Copy the entries below verbatim, starting at the line containing "Annotate this image: element" and ending with the line containing "error-bars [118, 59, 561, 655]", with both of those lines included.

Stored data
────────

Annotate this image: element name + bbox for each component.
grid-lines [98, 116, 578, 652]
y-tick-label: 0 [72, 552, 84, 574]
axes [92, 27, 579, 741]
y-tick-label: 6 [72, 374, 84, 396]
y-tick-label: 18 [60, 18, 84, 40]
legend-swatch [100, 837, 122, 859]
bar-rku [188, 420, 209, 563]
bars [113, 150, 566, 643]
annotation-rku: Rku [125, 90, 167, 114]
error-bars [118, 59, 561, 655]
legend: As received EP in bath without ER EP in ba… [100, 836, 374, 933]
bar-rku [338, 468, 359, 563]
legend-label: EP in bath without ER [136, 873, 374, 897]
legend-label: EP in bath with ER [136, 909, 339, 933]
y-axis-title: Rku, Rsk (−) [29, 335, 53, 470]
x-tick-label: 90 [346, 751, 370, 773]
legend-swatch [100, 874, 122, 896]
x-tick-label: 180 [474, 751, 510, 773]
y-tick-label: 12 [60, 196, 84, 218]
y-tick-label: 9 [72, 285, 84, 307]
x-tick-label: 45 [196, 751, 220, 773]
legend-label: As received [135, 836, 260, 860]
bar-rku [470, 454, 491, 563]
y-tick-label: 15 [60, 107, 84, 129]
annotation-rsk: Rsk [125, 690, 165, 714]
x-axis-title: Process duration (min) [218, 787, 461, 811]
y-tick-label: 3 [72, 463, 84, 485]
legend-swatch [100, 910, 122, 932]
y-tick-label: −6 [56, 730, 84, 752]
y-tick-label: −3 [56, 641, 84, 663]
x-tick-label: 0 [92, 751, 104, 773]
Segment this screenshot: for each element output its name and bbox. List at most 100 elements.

────────

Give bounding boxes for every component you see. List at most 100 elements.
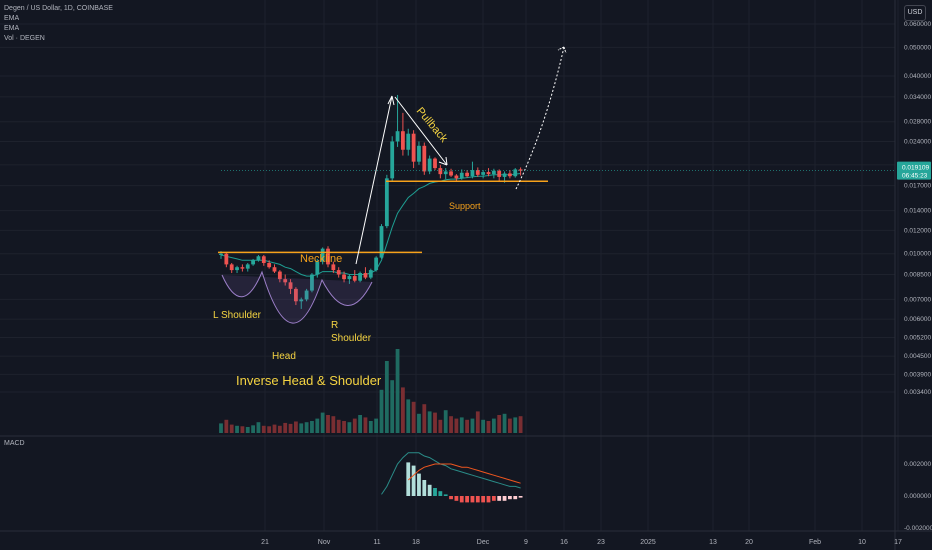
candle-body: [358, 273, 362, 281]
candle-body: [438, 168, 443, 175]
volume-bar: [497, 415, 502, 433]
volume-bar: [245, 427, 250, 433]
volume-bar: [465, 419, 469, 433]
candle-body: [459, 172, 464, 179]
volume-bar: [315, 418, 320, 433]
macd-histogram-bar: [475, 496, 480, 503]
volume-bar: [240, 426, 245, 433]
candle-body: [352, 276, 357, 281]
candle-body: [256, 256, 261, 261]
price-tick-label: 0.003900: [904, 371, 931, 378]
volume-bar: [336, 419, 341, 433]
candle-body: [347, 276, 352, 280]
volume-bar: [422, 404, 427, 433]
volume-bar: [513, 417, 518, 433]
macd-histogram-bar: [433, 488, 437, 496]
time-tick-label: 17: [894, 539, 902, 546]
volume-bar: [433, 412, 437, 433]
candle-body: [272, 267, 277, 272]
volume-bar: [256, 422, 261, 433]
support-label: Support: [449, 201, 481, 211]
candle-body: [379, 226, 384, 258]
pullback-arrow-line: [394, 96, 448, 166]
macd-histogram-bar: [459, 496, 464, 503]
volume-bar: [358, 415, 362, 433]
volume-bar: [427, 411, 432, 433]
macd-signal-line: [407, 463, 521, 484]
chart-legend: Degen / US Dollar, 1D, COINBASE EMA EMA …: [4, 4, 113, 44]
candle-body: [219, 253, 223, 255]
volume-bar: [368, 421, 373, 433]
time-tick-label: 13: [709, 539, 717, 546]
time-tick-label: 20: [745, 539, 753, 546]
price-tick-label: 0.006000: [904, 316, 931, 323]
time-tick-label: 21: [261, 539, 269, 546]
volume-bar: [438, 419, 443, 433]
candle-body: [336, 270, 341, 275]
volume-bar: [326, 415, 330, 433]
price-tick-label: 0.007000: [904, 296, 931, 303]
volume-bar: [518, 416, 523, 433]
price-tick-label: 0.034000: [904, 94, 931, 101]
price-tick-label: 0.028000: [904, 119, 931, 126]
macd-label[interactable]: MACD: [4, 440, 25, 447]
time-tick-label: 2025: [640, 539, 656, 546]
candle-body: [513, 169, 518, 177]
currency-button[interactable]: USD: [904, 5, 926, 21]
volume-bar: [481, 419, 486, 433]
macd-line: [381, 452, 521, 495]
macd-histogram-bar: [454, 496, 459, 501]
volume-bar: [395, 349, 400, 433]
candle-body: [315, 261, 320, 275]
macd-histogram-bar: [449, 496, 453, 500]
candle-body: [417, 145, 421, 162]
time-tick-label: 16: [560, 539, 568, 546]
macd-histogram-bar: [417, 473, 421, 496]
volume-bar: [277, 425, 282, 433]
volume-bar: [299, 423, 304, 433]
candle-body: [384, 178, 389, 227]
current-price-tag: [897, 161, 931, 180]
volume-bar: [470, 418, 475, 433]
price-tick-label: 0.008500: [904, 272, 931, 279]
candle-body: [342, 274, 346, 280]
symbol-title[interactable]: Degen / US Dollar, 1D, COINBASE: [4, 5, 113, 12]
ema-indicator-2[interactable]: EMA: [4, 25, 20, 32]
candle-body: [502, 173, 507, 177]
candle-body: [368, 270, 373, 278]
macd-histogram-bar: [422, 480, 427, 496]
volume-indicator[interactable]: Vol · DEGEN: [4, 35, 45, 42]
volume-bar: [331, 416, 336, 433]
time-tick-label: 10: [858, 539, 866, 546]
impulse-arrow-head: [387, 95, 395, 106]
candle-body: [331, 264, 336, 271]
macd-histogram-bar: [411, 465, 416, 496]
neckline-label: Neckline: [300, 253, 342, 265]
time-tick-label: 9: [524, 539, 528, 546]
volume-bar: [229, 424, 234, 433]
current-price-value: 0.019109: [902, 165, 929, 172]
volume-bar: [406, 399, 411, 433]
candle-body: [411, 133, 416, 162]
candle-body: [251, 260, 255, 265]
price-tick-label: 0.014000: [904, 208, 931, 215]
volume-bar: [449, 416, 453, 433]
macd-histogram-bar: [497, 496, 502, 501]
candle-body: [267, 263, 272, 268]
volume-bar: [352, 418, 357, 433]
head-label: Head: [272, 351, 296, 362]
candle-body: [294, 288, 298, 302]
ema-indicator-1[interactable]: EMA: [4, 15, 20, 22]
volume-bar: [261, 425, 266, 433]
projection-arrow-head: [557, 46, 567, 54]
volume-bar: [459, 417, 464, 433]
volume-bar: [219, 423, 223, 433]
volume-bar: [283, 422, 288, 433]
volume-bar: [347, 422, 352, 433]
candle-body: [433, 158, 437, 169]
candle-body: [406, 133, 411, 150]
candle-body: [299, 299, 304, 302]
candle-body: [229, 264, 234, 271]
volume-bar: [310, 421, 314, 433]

────────

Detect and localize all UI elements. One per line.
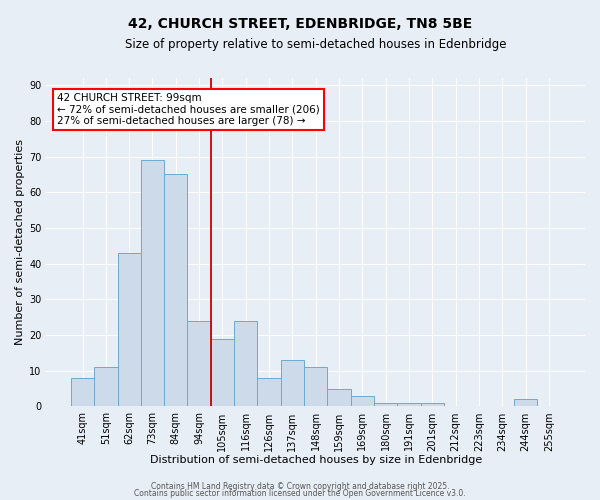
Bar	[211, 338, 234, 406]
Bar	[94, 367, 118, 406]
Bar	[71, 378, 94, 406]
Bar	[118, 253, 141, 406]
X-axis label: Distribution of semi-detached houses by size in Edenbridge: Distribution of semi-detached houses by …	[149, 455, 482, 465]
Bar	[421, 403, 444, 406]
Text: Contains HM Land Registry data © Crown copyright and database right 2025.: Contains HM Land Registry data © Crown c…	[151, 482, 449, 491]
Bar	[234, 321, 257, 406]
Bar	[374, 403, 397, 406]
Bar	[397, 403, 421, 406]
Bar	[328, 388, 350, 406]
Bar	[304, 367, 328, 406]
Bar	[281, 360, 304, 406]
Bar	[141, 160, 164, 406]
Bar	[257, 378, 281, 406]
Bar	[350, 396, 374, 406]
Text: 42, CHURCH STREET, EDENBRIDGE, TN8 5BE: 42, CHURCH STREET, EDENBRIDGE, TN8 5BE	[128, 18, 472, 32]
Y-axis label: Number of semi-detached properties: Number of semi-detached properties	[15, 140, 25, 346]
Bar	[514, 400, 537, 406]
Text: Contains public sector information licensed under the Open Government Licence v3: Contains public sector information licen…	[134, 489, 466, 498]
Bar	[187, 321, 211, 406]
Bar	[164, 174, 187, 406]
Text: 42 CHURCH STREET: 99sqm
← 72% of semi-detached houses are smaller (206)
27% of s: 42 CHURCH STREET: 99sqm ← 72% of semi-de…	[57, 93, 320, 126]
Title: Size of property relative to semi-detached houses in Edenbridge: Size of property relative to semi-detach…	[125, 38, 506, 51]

────────

→ **Response for this exercise**:
Annotate this image: element name + bbox for each component.
grid-lines [98, 116, 578, 652]
y-tick-label: 0 [72, 552, 84, 574]
axes [92, 27, 579, 741]
y-tick-label: 6 [72, 374, 84, 396]
y-tick-label: 18 [60, 18, 84, 40]
legend-swatch [100, 837, 122, 859]
bar-rku [188, 420, 209, 563]
bars [113, 150, 566, 643]
annotation-rku: Rku [125, 90, 167, 114]
error-bars [118, 59, 561, 655]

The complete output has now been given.